→ The problem:
Omit all images. Transcribe the rest of the material below exactly.

** Begin **

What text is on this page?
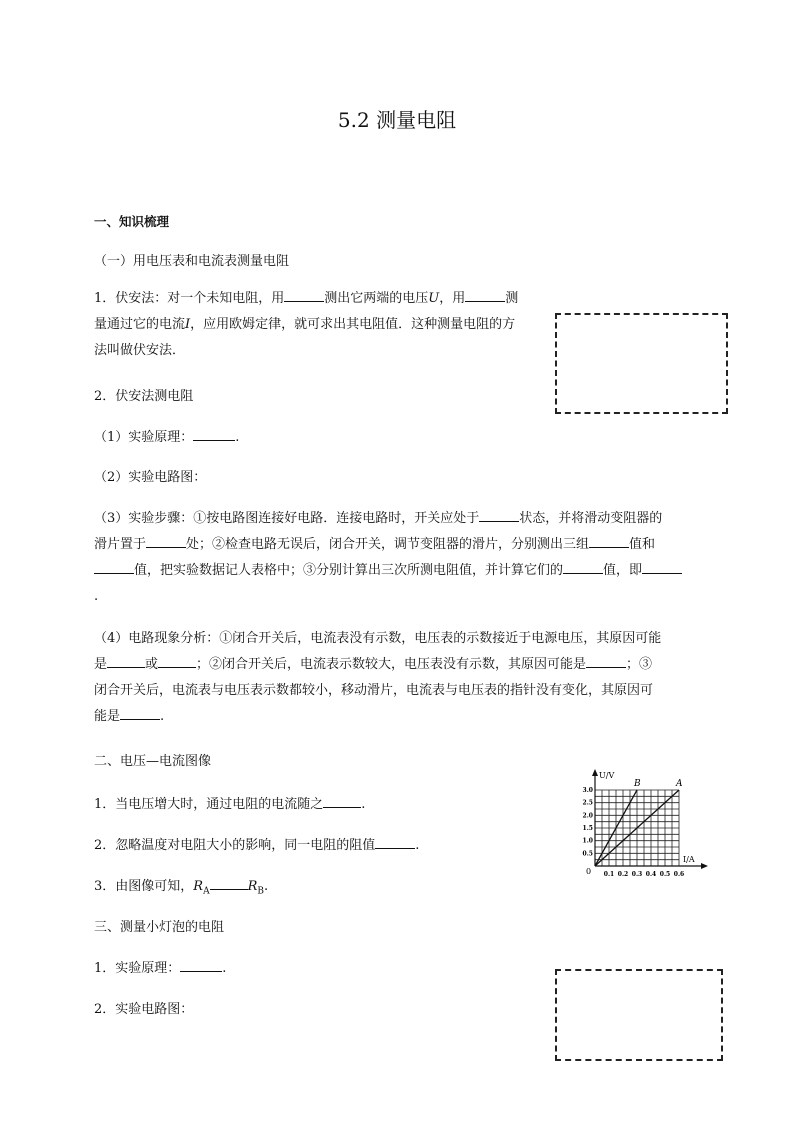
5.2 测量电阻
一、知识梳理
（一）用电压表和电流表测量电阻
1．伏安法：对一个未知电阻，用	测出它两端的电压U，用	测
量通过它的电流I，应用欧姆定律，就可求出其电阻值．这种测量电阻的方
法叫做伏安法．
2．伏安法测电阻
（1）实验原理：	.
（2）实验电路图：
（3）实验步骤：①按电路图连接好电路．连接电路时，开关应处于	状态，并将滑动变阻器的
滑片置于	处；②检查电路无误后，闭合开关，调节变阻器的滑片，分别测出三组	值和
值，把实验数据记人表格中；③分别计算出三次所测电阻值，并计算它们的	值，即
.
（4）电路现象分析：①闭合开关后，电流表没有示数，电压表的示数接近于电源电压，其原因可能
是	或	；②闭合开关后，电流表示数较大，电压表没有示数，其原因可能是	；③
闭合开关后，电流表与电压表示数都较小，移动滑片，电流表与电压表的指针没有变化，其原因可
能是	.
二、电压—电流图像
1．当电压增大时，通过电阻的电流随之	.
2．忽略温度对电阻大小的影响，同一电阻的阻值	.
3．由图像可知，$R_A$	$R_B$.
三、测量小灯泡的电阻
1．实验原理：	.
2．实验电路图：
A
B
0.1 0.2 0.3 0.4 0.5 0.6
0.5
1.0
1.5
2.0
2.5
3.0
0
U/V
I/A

** End **

→ Written solution:
What text is on this page?
5.2 测量电阻
一、知识梳理
（一）用电压表和电流表测量电阻
1．伏安法：对一个未知电阻，用	测出它两端的电压U，用	测
量通过它的电流I，应用欧姆定律，就可求出其电阻值．这种测量电阻的方
法叫做伏安法．
2．伏安法测电阻
（1）实验原理：	.
（2）实验电路图：
（3）实验步骤：①按电路图连接好电路．连接电路时，开关应处于	状态，并将滑动变阻器的
滑片置于	处；②检查电路无误后，闭合开关，调节变阻器的滑片，分别测出三组	值和
值，把实验数据记人表格中；③分别计算出三次所测电阻值，并计算它们的	值，即
.
（4）电路现象分析：①闭合开关后，电流表没有示数，电压表的示数接近于电源电压，其原因可能
是	或	；②闭合开关后，电流表示数较大，电压表没有示数，其原因可能是	；③
闭合开关后，电流表与电压表示数都较小，移动滑片，电流表与电压表的指针没有变化，其原因可
能是	.
二、电压—电流图像
1．当电压增大时，通过电阻的电流随之	.
2．忽略温度对电阻大小的影响，同一电阻的阻值	.
3．由图像可知，$R_A$	$R_B$.
三、测量小灯泡的电阻
1．实验原理：	.
2．实验电路图：
A
B
0.1 0.2 0.3 0.4 0.5 0.6
0.5
1.0
1.5
2.0
2.5
3.0
0
U/V
I/A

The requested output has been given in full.